▸ WHAT TO PRODUCE:
Wherever a line holds the word "text", copy that line out.

▸ INPUT:
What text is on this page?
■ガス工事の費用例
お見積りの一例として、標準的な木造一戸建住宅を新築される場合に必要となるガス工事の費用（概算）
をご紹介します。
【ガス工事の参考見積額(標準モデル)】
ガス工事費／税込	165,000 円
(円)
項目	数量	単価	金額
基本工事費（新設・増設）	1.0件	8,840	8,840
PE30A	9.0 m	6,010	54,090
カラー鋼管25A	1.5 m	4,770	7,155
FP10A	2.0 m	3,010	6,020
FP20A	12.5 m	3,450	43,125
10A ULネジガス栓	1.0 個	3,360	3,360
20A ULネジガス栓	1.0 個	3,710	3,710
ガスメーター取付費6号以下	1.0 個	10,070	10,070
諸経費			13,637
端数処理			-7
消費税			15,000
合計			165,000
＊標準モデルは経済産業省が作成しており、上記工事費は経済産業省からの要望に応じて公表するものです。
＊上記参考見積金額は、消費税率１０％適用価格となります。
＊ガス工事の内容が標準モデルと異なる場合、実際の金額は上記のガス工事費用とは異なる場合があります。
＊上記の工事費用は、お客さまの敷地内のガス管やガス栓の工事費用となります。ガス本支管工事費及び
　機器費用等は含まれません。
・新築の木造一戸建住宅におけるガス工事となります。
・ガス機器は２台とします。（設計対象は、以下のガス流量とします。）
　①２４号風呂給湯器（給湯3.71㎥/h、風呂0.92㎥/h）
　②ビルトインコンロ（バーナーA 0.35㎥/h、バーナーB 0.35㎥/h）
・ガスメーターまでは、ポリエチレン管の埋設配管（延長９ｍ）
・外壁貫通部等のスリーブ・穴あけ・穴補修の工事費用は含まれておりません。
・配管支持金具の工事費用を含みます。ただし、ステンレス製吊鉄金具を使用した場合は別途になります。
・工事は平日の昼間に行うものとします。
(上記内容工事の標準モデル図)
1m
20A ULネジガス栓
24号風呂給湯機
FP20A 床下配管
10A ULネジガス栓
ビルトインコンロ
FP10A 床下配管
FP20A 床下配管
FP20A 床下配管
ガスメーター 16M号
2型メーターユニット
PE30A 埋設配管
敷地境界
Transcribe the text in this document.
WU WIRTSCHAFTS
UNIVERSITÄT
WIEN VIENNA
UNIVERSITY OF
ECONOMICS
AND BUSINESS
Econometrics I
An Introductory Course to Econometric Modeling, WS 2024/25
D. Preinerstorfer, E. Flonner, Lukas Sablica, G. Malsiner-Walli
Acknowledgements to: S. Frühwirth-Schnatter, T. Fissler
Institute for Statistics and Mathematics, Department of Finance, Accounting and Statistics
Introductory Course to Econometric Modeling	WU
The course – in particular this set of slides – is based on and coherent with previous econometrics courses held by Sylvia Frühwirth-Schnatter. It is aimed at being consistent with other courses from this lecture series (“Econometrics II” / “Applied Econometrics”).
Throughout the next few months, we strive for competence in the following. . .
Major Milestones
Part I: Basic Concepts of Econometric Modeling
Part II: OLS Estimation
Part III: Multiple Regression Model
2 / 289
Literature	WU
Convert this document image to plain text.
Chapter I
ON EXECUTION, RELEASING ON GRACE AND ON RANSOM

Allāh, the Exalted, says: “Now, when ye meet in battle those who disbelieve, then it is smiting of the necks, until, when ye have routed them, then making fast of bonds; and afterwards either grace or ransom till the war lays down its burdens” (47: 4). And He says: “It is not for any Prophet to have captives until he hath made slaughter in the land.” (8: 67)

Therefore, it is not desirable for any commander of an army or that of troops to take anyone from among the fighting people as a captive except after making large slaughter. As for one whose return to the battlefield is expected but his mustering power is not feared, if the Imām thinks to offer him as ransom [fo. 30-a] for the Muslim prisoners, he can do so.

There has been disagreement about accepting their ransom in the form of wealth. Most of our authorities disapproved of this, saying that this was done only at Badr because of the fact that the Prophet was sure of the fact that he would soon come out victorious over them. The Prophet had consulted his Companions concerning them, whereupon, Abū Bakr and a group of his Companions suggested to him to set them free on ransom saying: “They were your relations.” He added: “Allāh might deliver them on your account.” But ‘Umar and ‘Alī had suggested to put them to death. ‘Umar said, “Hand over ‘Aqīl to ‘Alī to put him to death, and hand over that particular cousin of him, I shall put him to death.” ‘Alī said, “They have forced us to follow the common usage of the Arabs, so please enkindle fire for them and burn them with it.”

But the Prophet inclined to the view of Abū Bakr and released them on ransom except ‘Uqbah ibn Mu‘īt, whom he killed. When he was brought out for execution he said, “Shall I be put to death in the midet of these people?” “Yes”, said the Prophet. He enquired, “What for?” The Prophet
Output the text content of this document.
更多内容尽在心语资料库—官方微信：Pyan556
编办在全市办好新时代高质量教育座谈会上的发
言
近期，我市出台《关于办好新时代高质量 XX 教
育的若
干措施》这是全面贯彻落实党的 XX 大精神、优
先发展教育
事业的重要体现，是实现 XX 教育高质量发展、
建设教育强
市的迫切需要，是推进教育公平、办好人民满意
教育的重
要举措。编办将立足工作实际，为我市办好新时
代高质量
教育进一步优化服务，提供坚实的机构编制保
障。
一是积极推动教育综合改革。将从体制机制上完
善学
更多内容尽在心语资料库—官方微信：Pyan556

▸ EXERCISE SOLUTION:
What text is on this page?
Transcribe the text in this document.
Convert this document image to plain text.
Output the text content of this document.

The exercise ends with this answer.